_TEXT EXCERPT_
Classical swine fever (CSF), known in the Unites States of America as hog cholera, is an acute to chronic disease of pigs. In its acute form it presents as a highly lethal haemorrhagic fever that is indistinguishable from African swine fever (ASF). It is caused by a small, single-stranded enveloped RNA virus of the genus Pestivirus, family Flaviviridae, which is closely related to the viruses that cause bovine viral diarrhoea (BVD)/mucosal disease in cattle and border disease in sheep. Although both viruses can infect pigs, no clinical signs have been observed to develop, but BVD viral particles have been detected in pig faeces and infected pigs or pig manure could therefore be a source of infection for cattle. CSF is considered to be the most feared and important disease of pigs worldwide.

CSF was first reported from the USA in 1830 and soon became widespread throughout the American continent, Europe and Asia. It has been eradicated from North America and from Western Europe apart from some reservoirs in wild boars, but is still present in several South American countries and in much of Eastern Europe and Asia. Outbreaks were reported in South Africa in 1905 and eradication was only accomplished by 1918. CSF appears to be absent from continental Africa, but there is long-time endemic infection in Madagascar. Mauritius suffered outbreaks from 2000-2002, apparently due to an introduction from Madagascar, and outbreaks occurred in the Western and Eastern Cape provinces of South Africa from 2005 until 2007. At present CSF occurs concurrently with ASF only in Sardinia, Madagascar and Russia.

_DATA EXCERPTS_
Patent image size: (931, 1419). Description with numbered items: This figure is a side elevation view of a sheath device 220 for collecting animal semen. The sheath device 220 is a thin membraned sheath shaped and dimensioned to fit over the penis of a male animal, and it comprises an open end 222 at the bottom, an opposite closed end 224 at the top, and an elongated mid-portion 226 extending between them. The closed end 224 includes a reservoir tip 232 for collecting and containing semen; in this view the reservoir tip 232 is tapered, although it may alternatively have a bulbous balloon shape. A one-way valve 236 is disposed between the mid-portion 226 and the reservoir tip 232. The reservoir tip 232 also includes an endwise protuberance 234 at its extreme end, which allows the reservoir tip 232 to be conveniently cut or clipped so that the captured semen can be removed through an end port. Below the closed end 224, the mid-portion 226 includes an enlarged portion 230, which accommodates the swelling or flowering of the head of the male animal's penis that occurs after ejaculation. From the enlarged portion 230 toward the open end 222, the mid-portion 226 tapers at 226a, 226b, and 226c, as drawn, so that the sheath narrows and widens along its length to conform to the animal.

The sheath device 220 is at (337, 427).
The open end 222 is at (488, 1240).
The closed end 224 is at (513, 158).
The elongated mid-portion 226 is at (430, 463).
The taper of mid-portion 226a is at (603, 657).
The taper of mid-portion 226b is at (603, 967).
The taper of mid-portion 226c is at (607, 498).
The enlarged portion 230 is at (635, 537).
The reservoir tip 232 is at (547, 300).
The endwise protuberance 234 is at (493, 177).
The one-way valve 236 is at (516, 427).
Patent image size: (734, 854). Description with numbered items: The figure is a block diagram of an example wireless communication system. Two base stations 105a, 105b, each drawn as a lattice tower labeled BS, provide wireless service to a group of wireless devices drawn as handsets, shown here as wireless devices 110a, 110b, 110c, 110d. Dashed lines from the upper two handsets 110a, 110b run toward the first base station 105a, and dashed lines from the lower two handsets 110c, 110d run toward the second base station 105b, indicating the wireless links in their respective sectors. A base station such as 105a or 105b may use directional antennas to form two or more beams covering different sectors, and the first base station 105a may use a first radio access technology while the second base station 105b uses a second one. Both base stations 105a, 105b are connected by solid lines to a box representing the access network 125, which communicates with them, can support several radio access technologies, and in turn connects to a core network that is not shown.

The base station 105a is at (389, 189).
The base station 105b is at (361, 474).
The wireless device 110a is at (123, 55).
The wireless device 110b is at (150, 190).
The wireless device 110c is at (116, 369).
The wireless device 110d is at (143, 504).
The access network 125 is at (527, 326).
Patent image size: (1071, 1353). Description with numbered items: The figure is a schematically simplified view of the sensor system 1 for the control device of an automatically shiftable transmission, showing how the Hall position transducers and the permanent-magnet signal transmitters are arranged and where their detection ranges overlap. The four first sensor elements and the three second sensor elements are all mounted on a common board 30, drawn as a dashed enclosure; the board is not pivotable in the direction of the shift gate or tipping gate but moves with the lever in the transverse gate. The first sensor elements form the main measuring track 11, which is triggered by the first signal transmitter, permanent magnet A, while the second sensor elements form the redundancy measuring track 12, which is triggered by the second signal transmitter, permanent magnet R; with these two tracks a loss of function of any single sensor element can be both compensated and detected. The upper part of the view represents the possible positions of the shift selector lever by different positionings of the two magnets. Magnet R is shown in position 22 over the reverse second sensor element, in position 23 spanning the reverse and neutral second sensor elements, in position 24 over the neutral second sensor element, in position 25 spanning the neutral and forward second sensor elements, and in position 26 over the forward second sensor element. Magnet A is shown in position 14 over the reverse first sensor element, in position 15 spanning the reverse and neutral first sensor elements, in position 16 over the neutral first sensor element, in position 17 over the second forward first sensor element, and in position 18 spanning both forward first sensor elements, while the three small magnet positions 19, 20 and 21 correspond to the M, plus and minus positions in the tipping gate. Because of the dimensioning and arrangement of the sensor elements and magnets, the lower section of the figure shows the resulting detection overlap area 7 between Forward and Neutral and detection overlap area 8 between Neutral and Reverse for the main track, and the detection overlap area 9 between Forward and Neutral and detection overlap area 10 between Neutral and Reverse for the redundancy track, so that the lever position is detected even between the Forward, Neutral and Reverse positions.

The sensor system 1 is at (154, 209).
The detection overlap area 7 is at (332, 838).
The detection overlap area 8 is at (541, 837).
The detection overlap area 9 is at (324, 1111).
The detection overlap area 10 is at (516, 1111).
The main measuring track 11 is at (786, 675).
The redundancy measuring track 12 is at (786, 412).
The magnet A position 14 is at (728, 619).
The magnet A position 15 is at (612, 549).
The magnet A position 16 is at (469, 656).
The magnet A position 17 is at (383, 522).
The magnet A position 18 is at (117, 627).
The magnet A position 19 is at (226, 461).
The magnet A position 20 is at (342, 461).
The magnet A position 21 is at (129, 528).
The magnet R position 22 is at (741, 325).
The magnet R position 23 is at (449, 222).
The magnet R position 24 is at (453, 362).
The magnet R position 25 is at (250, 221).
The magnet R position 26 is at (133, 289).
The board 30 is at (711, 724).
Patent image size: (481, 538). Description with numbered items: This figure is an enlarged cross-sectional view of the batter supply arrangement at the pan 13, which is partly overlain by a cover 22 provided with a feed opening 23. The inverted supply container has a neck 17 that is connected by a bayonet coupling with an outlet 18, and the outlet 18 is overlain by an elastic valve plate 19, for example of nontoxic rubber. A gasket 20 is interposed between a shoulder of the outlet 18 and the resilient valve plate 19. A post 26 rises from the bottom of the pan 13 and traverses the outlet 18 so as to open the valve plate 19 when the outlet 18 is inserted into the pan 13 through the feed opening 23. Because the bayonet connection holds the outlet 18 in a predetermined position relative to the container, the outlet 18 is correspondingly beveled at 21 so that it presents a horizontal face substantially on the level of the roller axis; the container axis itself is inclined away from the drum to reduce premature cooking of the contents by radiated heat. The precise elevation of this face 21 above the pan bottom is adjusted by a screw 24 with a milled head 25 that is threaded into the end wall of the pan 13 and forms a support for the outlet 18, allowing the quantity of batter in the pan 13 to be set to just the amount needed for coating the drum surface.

_WHAT THE TASK ASKS_
Copy word for word the part of the classical swine fever text that opens with the words containing "CSF was first" and closes with "Madagascar and Russia.".

_SOLUTION_
CSF was first reported from the USA in 1830 and soon became widespread throughout the American continent, Europe and Asia. It has been eradicated from North America and from Western Europe apart from some reservoirs in wild boars, but is still present in several South American countries and in much of Eastern Europe and Asia. Outbreaks were reported in South Africa in 1905 and eradication was only accomplished by 1918. CSF appears to be absent from continental Africa, but there is long-time endemic infection in Madagascar. Mauritius suffered outbreaks from 2000-2002, apparently due to an introduction from Madagascar, and outbreaks occurred in the Western and Eastern Cape provinces of South Africa from 2005 until 2007. At present CSF occurs concurrently with ASF only in Sardinia, Madagascar and Russia.